▶ [Do this]
Return every record exactly as written.

--- START Given data ---

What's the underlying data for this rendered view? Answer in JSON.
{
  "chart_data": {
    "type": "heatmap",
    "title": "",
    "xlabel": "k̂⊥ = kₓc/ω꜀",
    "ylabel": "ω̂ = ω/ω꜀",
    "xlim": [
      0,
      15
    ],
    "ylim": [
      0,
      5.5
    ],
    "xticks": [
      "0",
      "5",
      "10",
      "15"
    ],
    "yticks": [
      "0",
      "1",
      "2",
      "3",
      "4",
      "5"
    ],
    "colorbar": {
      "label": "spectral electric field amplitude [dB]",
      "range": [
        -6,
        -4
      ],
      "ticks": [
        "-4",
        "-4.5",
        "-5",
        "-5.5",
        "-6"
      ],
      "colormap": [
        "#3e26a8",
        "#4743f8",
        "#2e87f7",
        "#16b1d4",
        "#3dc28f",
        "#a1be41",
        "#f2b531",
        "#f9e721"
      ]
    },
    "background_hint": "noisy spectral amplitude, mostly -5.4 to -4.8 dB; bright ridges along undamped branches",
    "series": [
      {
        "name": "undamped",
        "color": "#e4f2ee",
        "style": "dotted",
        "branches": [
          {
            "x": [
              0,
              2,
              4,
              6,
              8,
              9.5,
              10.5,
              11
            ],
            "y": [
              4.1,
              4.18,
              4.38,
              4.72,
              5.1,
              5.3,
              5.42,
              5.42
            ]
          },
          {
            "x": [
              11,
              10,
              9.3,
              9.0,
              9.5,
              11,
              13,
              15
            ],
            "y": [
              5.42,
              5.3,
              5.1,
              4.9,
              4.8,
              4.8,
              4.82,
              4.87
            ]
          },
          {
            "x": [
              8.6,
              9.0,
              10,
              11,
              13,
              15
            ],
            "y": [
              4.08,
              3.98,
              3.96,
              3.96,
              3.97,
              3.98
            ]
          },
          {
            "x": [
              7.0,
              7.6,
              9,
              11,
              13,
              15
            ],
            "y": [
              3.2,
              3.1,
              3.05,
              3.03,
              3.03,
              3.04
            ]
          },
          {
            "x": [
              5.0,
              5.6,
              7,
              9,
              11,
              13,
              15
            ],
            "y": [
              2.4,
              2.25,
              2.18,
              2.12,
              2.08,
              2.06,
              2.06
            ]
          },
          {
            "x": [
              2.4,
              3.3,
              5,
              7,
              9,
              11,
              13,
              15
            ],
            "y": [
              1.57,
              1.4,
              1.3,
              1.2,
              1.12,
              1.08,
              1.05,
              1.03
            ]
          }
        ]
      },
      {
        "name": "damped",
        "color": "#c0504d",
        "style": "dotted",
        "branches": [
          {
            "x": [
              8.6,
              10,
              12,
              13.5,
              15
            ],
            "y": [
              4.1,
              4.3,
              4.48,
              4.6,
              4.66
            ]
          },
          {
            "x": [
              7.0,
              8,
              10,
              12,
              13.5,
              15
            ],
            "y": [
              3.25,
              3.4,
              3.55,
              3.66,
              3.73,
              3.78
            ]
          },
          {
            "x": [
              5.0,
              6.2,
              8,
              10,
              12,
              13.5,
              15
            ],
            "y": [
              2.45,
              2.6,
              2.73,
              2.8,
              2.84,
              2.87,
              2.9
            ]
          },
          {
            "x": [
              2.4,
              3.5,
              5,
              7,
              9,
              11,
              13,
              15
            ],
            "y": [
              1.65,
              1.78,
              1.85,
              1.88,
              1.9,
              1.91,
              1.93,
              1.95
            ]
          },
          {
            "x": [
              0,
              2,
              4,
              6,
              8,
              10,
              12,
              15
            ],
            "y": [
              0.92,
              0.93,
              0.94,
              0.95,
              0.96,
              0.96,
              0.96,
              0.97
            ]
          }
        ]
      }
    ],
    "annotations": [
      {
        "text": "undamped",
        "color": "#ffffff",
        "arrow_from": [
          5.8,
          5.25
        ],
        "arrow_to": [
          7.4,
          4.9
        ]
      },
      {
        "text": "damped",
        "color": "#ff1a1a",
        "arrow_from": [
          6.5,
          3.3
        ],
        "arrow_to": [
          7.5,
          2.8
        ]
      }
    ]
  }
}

--- END Given data ---

▶ [Answer to this problem]
What's the underlying data for this rendered view? Answer in JSON.
{
  "chart_data": {
    "type": "heatmap",
    "title": "",
    "xlabel": "k̂⊥ = kₓc/ω꜀",
    "ylabel": "ω̂ = ω/ω꜀",
    "xlim": [
      0,
      15
    ],
    "ylim": [
      0,
      5.5
    ],
    "xticks": [
      "0",
      "5",
      "10",
      "15"
    ],
    "yticks": [
      "0",
      "1",
      "2",
      "3",
      "4",
      "5"
    ],
    "colorbar": {
      "label": "spectral electric field amplitude [dB]",
      "range": [
        -6,
        -4
      ],
      "ticks": [
        "-4",
        "-4.5",
        "-5",
        "-5.5",
        "-6"
      ],
      "colormap": [
        "#3e26a8",
        "#4743f8",
        "#2e87f7",
        "#16b1d4",
        "#3dc28f",
        "#a1be41",
        "#f2b531",
        "#f9e721"
      ]
    },
    "background_hint": "noisy spectral amplitude, mostly -5.4 to -4.8 dB; bright ridges along undamped branches",
    "series": [
      {
        "name": "undamped",
        "color": "#e4f2ee",
        "style": "dotted",
        "branches": [
          {
            "x": [
              0,
              2,
              4,
              6,
              8,
              9.5,
              10.5,
              11
            ],
            "y": [
              4.1,
              4.18,
              4.38,
              4.72,
              5.1,
              5.3,
              5.42,
              5.42
            ]
          },
          {
            "x": [
              11,
              10,
              9.3,
              9.0,
              9.5,
              11,
              13,
              15
            ],
            "y": [
              5.42,
              5.3,
              5.1,
              4.9,
              4.8,
              4.8,
              4.82,
              4.87
            ]
          },
          {
            "x": [
              8.6,
              9.0,
              10,
              11,
              13,
              15
            ],
            "y": [
              4.08,
              3.98,
              3.96,
              3.96,
              3.97,
              3.98
            ]
          },
          {
            "x": [
              7.0,
              7.6,
              9,
              11,
              13,
              15
            ],
            "y": [
              3.2,
              3.1,
              3.05,
              3.03,
              3.03,
              3.04
            ]
          },
          {
            "x": [
              5.0,
              5.6,
              7,
              9,
              11,
              13,
              15
            ],
            "y": [
              2.4,
              2.25,
              2.18,
              2.12,
              2.08,
              2.06,
              2.06
            ]
          },
          {
            "x": [
              2.4,
              3.3,
              5,
              7,
              9,
              11,
              13,
              15
            ],
            "y": [
              1.57,
              1.4,
              1.3,
              1.2,
              1.12,
              1.08,
              1.05,
              1.03
            ]
          }
        ]
      },
      {
        "name": "damped",
        "color": "#c0504d",
        "style": "dotted",
        "branches": [
          {
            "x": [
              8.6,
              10,
              12,
              13.5,
              15
            ],
            "y": [
              4.1,
              4.3,
              4.48,
              4.6,
              4.66
            ]
          },
          {
            "x": [
              7.0,
              8,
              10,
              12,
              13.5,
              15
            ],
            "y": [
              3.25,
              3.4,
              3.55,
              3.66,
              3.73,
              3.78
            ]
          },
          {
            "x": [
              5.0,
              6.2,
              8,
              10,
              12,
              13.5,
              15
            ],
            "y": [
              2.45,
              2.6,
              2.73,
              2.8,
              2.84,
              2.87,
              2.9
            ]
          },
          {
            "x": [
              2.4,
              3.5,
              5,
              7,
              9,
              11,
              13,
              15
            ],
            "y": [
              1.65,
              1.78,
              1.85,
              1.88,
              1.9,
              1.91,
              1.93,
              1.95
            ]
          },
          {
            "x": [
              0,
              2,
              4,
              6,
              8,
              10,
              12,
              15
            ],
            "y": [
              0.92,
              0.93,
              0.94,
              0.95,
              0.96,
              0.96,
              0.96,
              0.97
            ]
          }
        ]
      }
    ],
    "annotations": [
      {
        "text": "undamped",
        "color": "#ffffff",
        "arrow_from": [
          5.8,
          5.25
        ],
        "arrow_to": [
          7.4,
          4.9
        ]
      },
      {
        "text": "damped",
        "color": "#ff1a1a",
        "arrow_from": [
          6.5,
          3.3
        ],
        "arrow_to": [
          7.5,
          2.8
        ]
      }
    ]
  }
}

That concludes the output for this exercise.